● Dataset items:
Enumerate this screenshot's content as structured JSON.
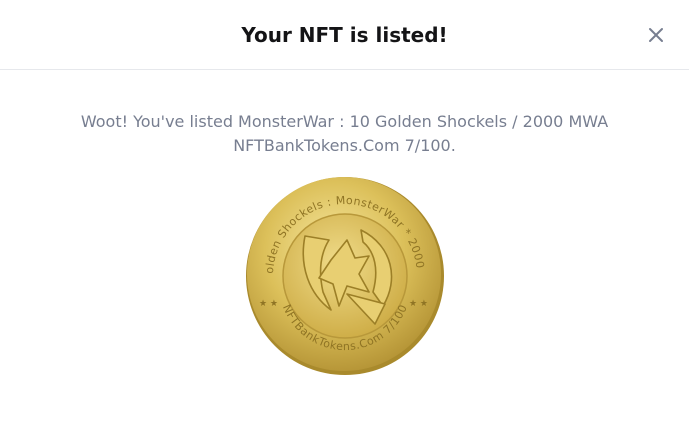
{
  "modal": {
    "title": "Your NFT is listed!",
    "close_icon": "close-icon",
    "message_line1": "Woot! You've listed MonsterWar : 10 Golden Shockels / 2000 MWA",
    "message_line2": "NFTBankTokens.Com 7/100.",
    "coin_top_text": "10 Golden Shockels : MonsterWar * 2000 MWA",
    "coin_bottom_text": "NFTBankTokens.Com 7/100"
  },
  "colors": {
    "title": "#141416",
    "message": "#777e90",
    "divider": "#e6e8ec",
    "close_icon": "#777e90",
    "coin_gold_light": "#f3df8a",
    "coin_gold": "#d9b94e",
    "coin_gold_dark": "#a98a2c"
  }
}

● What is asked:
Go through the listing above and write it all out exactly, leaving out any picture.

● Full output:
Enumerate this screenshot's content as structured JSON.
{
  "modal": {
    "title": "Your NFT is listed!",
    "close_icon": "close-icon",
    "message_line1": "Woot! You've listed MonsterWar : 10 Golden Shockels / 2000 MWA",
    "message_line2": "NFTBankTokens.Com 7/100.",
    "coin_top_text": "10 Golden Shockels : MonsterWar * 2000 MWA",
    "coin_bottom_text": "NFTBankTokens.Com 7/100"
  },
  "colors": {
    "title": "#141416",
    "message": "#777e90",
    "divider": "#e6e8ec",
    "close_icon": "#777e90",
    "coin_gold_light": "#f3df8a",
    "coin_gold": "#d9b94e",
    "coin_gold_dark": "#a98a2c"
  }
}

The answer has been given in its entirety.